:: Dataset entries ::
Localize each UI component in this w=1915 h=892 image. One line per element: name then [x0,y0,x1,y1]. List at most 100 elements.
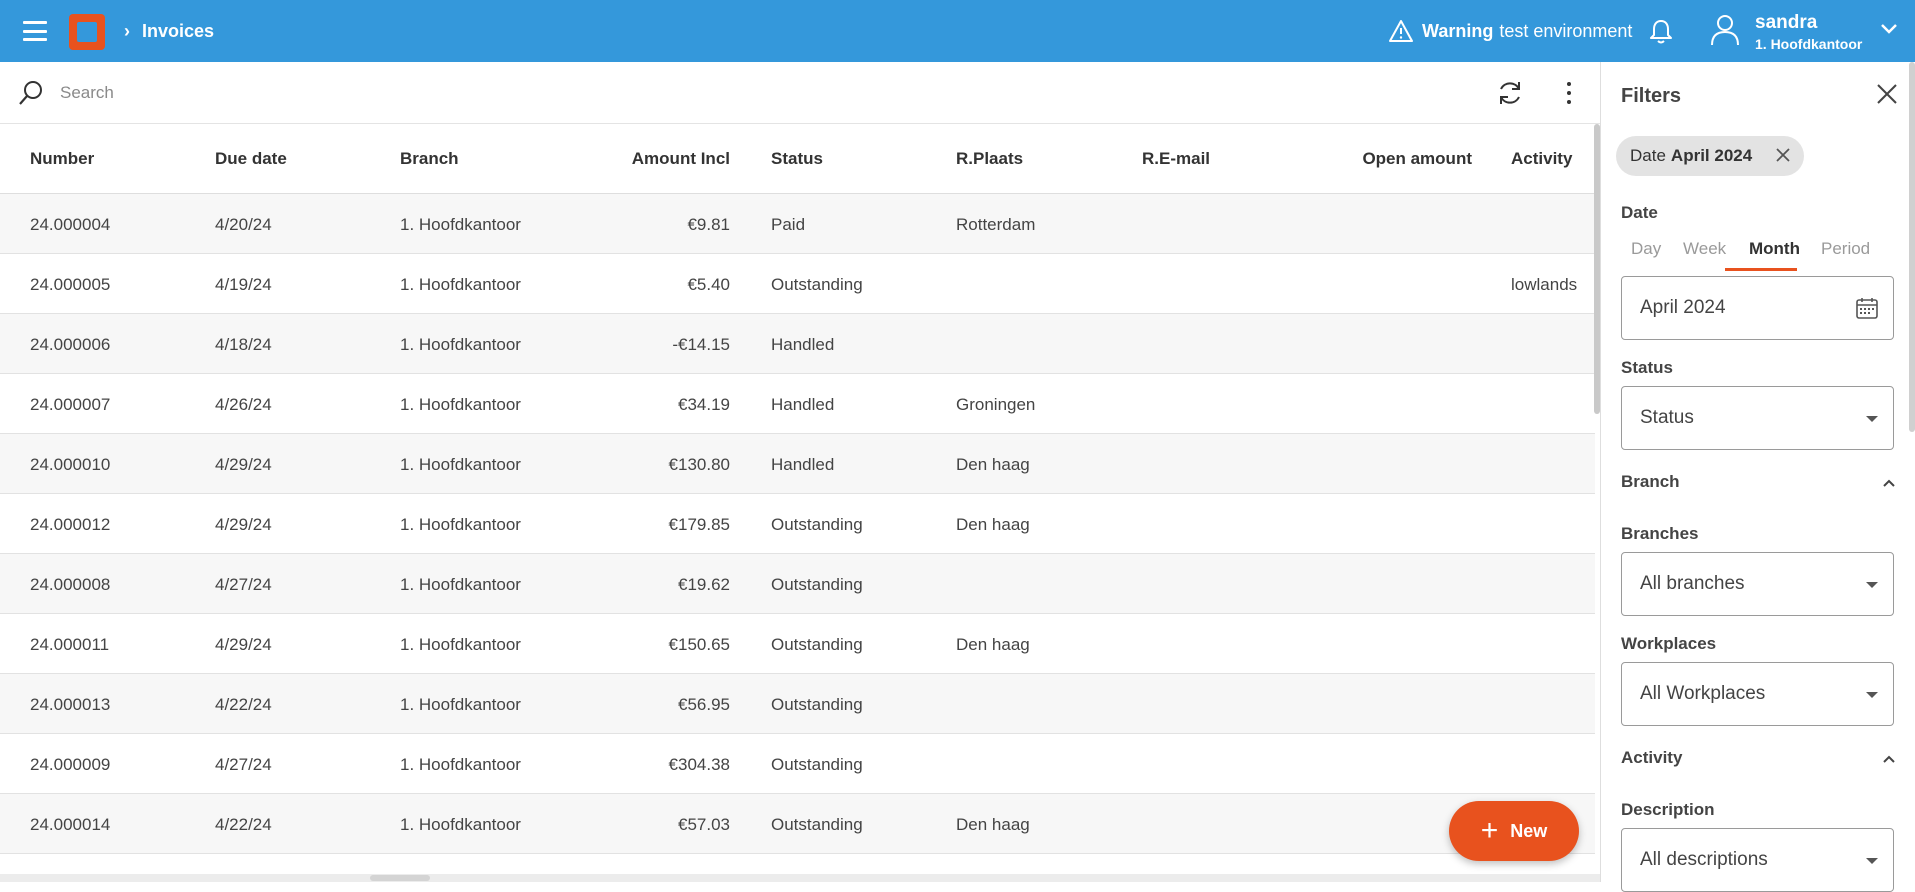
column-header-activity[interactable]: Activity [1511,149,1572,169]
table-row[interactable]: 24.000014 4/22/24 1. Hoofdkantoor €57.03 Out… [0,794,1595,854]
filters-panel: Filters Date April 2024 Date Day Week Mo… [1600,62,1915,892]
table-row[interactable]: 24.000009 4/27/24 1. Hoofdkantoor €304.38 Ou… [0,734,1595,794]
calendar-icon[interactable] [1855,296,1879,320]
table-body: 24.000004 4/20/24 1. Hoofdkantoor €9.81 Paid… [0,194,1595,854]
active-filter-chip-date[interactable]: Date April 2024 [1616,136,1804,176]
cell-status: Outstanding [771,275,863,294]
cell-branch: 1. Hoofdkantoor [400,755,521,774]
cell-amount-incl: €5.40 [687,275,730,294]
cell-status: Outstanding [771,815,863,834]
refresh-icon[interactable] [1495,78,1525,108]
dropdown-caret-icon [1866,692,1878,698]
chevron-up-icon[interactable] [1882,478,1896,488]
cell-branch: 1. Hoofdkantoor [400,635,521,654]
breadcrumb-title[interactable]: Invoices [142,21,214,42]
user-avatar-icon[interactable] [1710,13,1740,47]
date-picker-field[interactable]: April 2024 [1621,276,1894,340]
cell-due-date: 4/29/24 [215,635,272,654]
tab-period[interactable]: Period [1821,239,1870,259]
cell-amount-incl: -€14.15 [672,335,730,354]
new-button-label: New [1510,820,1548,841]
more-options-icon[interactable] [1557,78,1581,108]
horizontal-scrollbar-thumb[interactable] [370,875,430,881]
app-logo[interactable] [69,14,105,50]
cell-r-plaats: Den haag [956,515,1030,534]
cell-branch: 1. Hoofdkantoor [400,215,521,234]
active-tab-indicator [1725,268,1797,271]
hamburger-menu-icon[interactable] [20,18,50,44]
table-row[interactable]: 24.000012 4/29/24 1. Hoofdkantoor €179.85 Ou… [0,494,1595,554]
cell-amount-incl: €179.85 [668,515,730,534]
column-header-open-amount[interactable]: Open amount [1320,149,1472,169]
filters-scrollbar[interactable] [1909,62,1915,432]
description-label: Description [1621,800,1715,819]
table-row[interactable]: 24.000008 4/27/24 1. Hoofdkantoor €19.62 Out… [0,554,1595,614]
close-icon[interactable] [1873,80,1901,108]
cell-number: 24.000007 [30,395,111,414]
cell-amount-incl: €9.81 [687,215,730,234]
workplaces-select[interactable]: All Workplaces [1621,662,1894,726]
cell-r-plaats: Rotterdam [956,215,1036,234]
column-header-number[interactable]: Number [30,149,94,169]
warning-label: Warning [1422,20,1494,41]
notifications-bell-icon[interactable] [1648,17,1674,45]
description-select[interactable]: All descriptions [1621,828,1894,892]
horizontal-scrollbar-track[interactable] [0,874,1600,882]
cell-due-date: 4/18/24 [215,335,272,354]
user-name[interactable]: sandra [1755,12,1817,34]
column-header-amount-incl[interactable]: Amount Incl [580,149,730,169]
table-row[interactable]: 24.000006 4/18/24 1. Hoofdkantoor -€14.15 Ha… [0,314,1595,374]
warning-icon [1389,20,1413,42]
description-select-value: All descriptions [1640,849,1768,870]
cell-branch: 1. Hoofdkantoor [400,335,521,354]
branches-select[interactable]: All branches [1621,552,1894,616]
table-header: Number Due date Branch Amount Incl Statu… [0,124,1595,194]
cell-r-plaats: Den haag [956,455,1030,474]
cell-branch: 1. Hoofdkantoor [400,815,521,834]
table-row[interactable]: 24.000004 4/20/24 1. Hoofdkantoor €9.81 Paid… [0,194,1595,254]
chip-label: Date [1630,146,1666,165]
branch-section-header[interactable]: Branch [1621,472,1901,496]
status-select[interactable]: Status [1621,386,1894,450]
table-row[interactable]: 24.000011 4/29/24 1. Hoofdkantoor €150.65 Ou… [0,614,1595,674]
branches-label: Branches [1621,524,1699,543]
cell-due-date: 4/22/24 [215,815,272,834]
cell-number: 24.000006 [30,335,111,354]
cell-due-date: 4/29/24 [215,455,272,474]
tab-week[interactable]: Week [1683,239,1726,259]
table-row[interactable]: 24.000013 4/22/24 1. Hoofdkantoor €56.95 Out… [0,674,1595,734]
table-row[interactable]: 24.000010 4/29/24 1. Hoofdkantoor €130.80 Ha… [0,434,1595,494]
dropdown-caret-icon [1866,582,1878,588]
cell-due-date: 4/29/24 [215,515,272,534]
search-icon[interactable] [17,79,45,107]
new-invoice-button[interactable]: + New [1449,801,1579,861]
plus-icon: + [1480,814,1499,847]
date-picker-value: April 2024 [1640,297,1726,318]
breadcrumb-chevron-icon: › [124,21,130,41]
user-branch[interactable]: 1. Hoofdkantoor [1755,36,1862,52]
activity-section-header[interactable]: Activity [1621,748,1901,772]
column-header-due-date[interactable]: Due date [215,149,287,169]
activity-section-label: Activity [1621,748,1683,767]
cell-amount-incl: €150.65 [668,635,730,654]
cell-status: Paid [771,215,806,234]
cell-activity: lowlands [1511,275,1578,294]
cell-number: 24.000013 [30,695,111,714]
chevron-down-icon[interactable] [1880,22,1898,36]
remove-filter-icon[interactable] [1774,146,1792,164]
table-row[interactable]: 24.000005 4/19/24 1. Hoofdkantoor €5.40 Outs… [0,254,1595,314]
column-header-status[interactable]: Status [771,149,823,169]
cell-due-date: 4/27/24 [215,575,272,594]
tab-day[interactable]: Day [1631,239,1661,259]
status-label: Status [1621,358,1673,377]
column-header-r-email[interactable]: R.E-mail [1142,149,1210,169]
tab-month[interactable]: Month [1749,239,1800,259]
column-header-branch[interactable]: Branch [400,149,459,169]
chevron-up-icon[interactable] [1882,754,1896,764]
search-bar [0,62,1600,124]
search-input[interactable] [60,76,960,110]
table-row[interactable]: 24.000007 4/26/24 1. Hoofdkantoor €34.19 Han… [0,374,1595,434]
cell-amount-incl: €57.03 [678,815,730,834]
cell-number: 24.000011 [30,635,110,654]
column-header-r-plaats[interactable]: R.Plaats [956,149,1023,169]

:: The exercise ::
Count the lines in the rows above that contain the string "activity", with case counting. Give only the number.

:: Answer to this problem ::
4